> [Given exercise] What is the number of lines in the entries below that include the word "après"? Provide the number only.

> [Dataset records]
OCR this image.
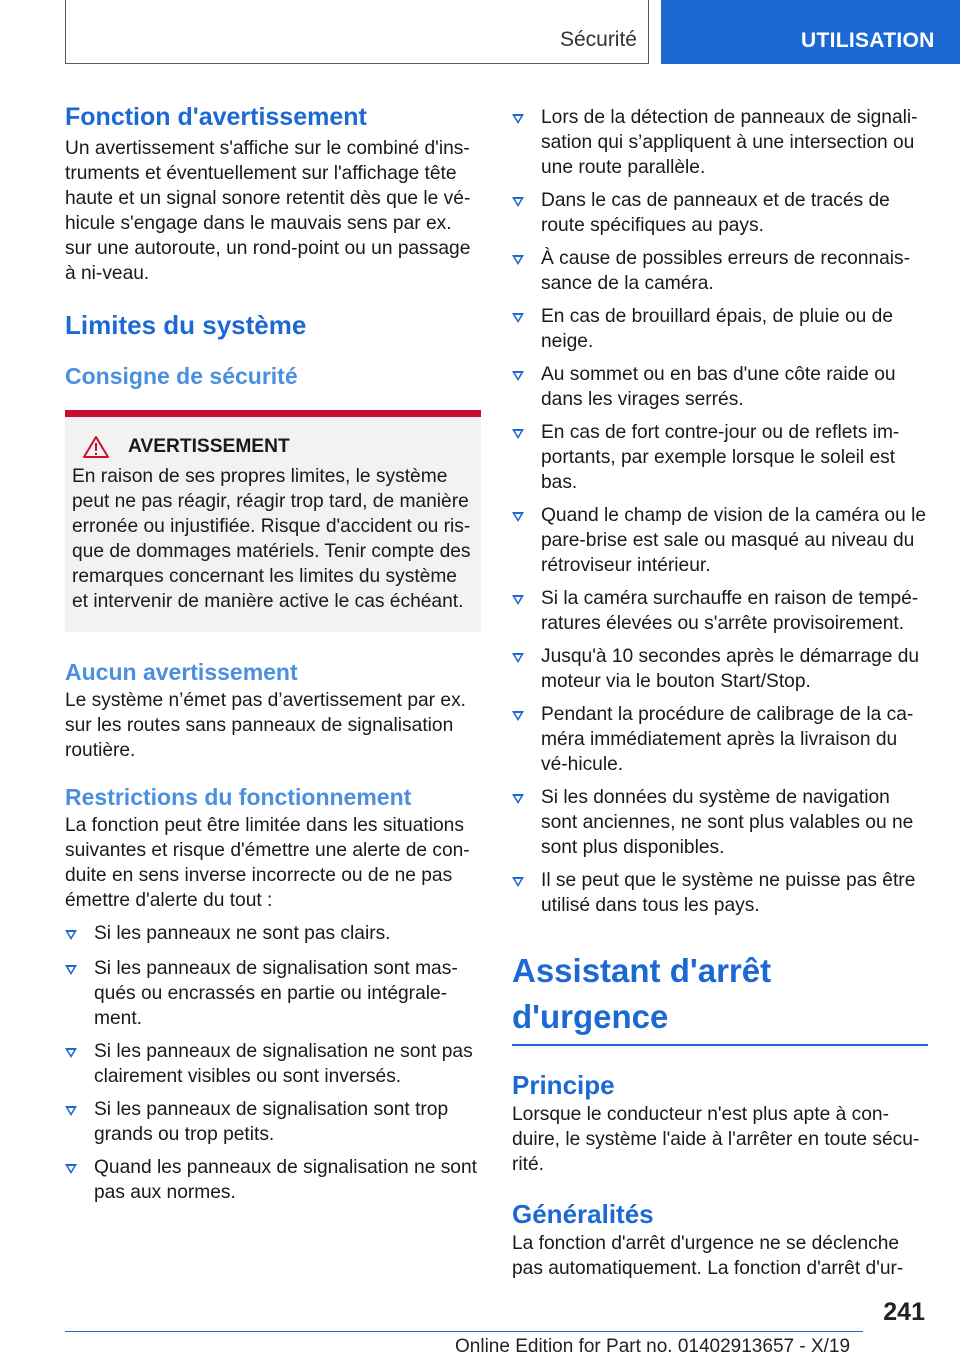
Sécurité	UTILISATION
Fonction d'avertissement

Un avertissement s'affiche sur le combiné d'ins-truments et éventuellement sur l'affichage tête haute et un signal sonore retentit dès que le vé-hicule s'engage dans le mauvais sens par ex. sur une autoroute, un rond-point ou un passage à ni-veau.

Limites du système
Consigne de sécurité
AVERTISSEMENT

En raison de ses propres limites, le système peut ne pas réagir, réagir trop tard, de manière erronée ou injustifiée. Risque d'accident ou ris-que de dommages matériels. Tenir compte des remarques concernant les limites du système et intervenir de manière active le cas échéant.

Aucun avertissement

Le système n’émet pas d’avertissement par ex. sur les routes sans panneaux de signalisation routière.

Restrictions du fonctionnement

La fonction peut être limitée dans les situations suivantes et risque d'émettre une alerte de con-duite en sens inverse incorrecte ou de ne pas émettre d'alerte du tout :

Si les panneaux ne sont pas clairs.
Si les panneaux de signalisation sont mas-qués ou encrassés en partie ou intégrale-ment.
Si les panneaux de signalisation ne sont pas clairement visibles ou sont inversés.
Si les panneaux de signalisation sont trop grands ou trop petits.
Quand les panneaux de signalisation ne sont pas aux normes.
Lors de la détection de panneaux de signali-sation qui s’appliquent à une intersection ou une route parallèle.
Dans le cas de panneaux et de tracés de route spécifiques au pays.
À cause de possibles erreurs de reconnais-sance de la caméra.
En cas de brouillard épais, de pluie ou de neige.
Au sommet ou en bas d'une côte raide ou dans les virages serrés.
En cas de fort contre-jour ou de reflets im-portants, par exemple lorsque le soleil est bas.
Quand le champ de vision de la caméra ou le pare-brise est sale ou masqué au niveau du rétroviseur intérieur.
Si la caméra surchauffe en raison de tempé-ratures élevées ou s'arrête provisoirement.
Jusqu'à 10 secondes après le démarrage du moteur via le bouton Start/Stop.
Pendant la procédure de calibrage de la ca-méra immédiatement après la livraison du vé-hicule.
Si les données du système de navigation sont anciennes, ne sont plus valables ou ne sont plus disponibles.
Il se peut que le système ne puisse pas être utilisé dans tous les pays.
Assistant d'arrêt d'urgence
Principe

Lorsque le conducteur n'est plus apte à con-duire, le système l'aide à l'arrêter en toute sécu-rité.

Généralités

La fonction d'arrêt d'urgence ne se déclenche pas automatiquement. La fonction d'arrêt d'ur-

241
Online Edition for Part no. 01402913657 - X/19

> [Response to the exercise] 2